(Work to complete)
Answer these from the excerpt on Senator Tom Cotton's op-ed:
(a) Which state is Cotton identified with?
(b) By what percentage did the number of college administrators grow between 1976 and 2018?
(c) What does Cotton call the primary cause of the academic Gilded Age?

(Excerpt to read)

Senator Tom Cotton criticized President Joe Biden’s recent bailout of student loan borrowers for failing to hold universities accountable.

The Arkansas Republican wants universities held accountable for their excesses and introduced legislation to that effect, according to a recent op-ed in Fox News.

“College endowments have now ballooned to over $800 billion in value—with Harvard and Yale sitting on over $70 billion of untaxed wealth,” he wrote today. “Colleges use their massive fortunes not to serve their students but instead to pay for bloated bureaucracies. Between 1976 and 2018, total student enrollment increased by just 78%, while the number of college administrators ballooned 616%.”

He called this growth the “Gilded Age” of academia – and he wants to see it end.

Cotton wrote:

The federal government’s guarantee of virtually unlimited student loans is the primary cause of this academic Gilded Age. In return for issuing trillions of dollars’ worth of loans and protecting these loans from bankruptcy, the government demands almost nothing in return from the colleges. This enables colleges to pocket extraordinary sums of money, churn out low quality degrees, and never worry about their graduates again, other than to harass them for alumni donations.

(Information shown)
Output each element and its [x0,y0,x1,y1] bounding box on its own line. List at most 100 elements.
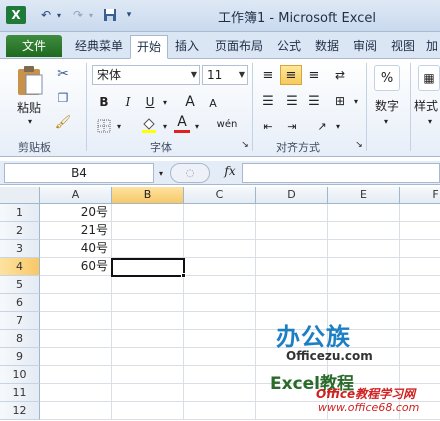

(Solved problem)
(a) Arkansas
(b) 616%
(c) The federal government's guarantee of virtually unlimited student loans